Each line that holds the word "微软表示ASP" counts once; report the total and nothing else.

Supplied material
________________

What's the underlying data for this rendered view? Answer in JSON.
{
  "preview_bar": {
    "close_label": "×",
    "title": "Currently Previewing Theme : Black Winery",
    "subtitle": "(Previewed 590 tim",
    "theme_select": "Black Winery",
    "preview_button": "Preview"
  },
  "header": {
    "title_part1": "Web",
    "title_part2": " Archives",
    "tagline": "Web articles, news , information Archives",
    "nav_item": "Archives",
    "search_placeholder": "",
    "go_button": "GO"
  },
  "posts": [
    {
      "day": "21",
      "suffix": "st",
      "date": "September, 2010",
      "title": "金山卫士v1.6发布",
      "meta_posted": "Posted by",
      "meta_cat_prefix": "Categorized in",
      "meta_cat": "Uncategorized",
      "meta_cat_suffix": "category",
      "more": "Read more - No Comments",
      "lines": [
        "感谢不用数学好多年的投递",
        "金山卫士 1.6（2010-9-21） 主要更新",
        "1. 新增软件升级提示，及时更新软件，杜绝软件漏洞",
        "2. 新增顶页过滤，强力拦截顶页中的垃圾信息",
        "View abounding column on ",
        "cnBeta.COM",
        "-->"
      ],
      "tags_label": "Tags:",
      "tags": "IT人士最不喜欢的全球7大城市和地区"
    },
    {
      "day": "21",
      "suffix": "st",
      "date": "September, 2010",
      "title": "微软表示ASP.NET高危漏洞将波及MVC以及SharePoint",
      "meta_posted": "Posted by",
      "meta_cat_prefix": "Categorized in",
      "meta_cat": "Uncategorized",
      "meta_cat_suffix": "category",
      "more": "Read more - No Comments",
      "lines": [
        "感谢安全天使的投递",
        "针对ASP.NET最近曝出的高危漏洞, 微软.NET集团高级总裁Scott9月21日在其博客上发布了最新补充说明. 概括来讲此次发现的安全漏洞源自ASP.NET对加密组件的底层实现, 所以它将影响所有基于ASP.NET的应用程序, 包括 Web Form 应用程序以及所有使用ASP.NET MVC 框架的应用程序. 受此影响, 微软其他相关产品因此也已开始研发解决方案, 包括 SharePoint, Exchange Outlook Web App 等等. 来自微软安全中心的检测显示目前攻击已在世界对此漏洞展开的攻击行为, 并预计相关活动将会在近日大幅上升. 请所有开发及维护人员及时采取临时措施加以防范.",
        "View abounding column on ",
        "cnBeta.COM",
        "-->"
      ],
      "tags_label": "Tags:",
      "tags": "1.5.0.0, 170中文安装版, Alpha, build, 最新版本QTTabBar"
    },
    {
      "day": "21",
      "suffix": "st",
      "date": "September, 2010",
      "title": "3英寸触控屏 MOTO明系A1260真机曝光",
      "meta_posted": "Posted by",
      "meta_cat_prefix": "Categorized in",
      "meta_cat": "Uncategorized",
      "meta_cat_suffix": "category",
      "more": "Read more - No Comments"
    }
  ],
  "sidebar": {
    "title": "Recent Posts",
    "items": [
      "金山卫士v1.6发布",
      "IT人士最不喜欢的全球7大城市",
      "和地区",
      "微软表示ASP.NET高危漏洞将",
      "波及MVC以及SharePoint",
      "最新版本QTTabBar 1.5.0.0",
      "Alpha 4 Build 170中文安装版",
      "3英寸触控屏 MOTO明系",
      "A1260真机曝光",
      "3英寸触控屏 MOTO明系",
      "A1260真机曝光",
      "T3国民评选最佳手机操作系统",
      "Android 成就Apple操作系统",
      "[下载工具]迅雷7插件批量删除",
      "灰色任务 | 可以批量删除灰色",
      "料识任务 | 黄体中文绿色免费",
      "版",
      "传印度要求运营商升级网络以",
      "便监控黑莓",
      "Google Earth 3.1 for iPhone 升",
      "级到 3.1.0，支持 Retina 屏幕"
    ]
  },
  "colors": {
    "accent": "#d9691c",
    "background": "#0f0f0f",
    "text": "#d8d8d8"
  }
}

________________

Worked answer
2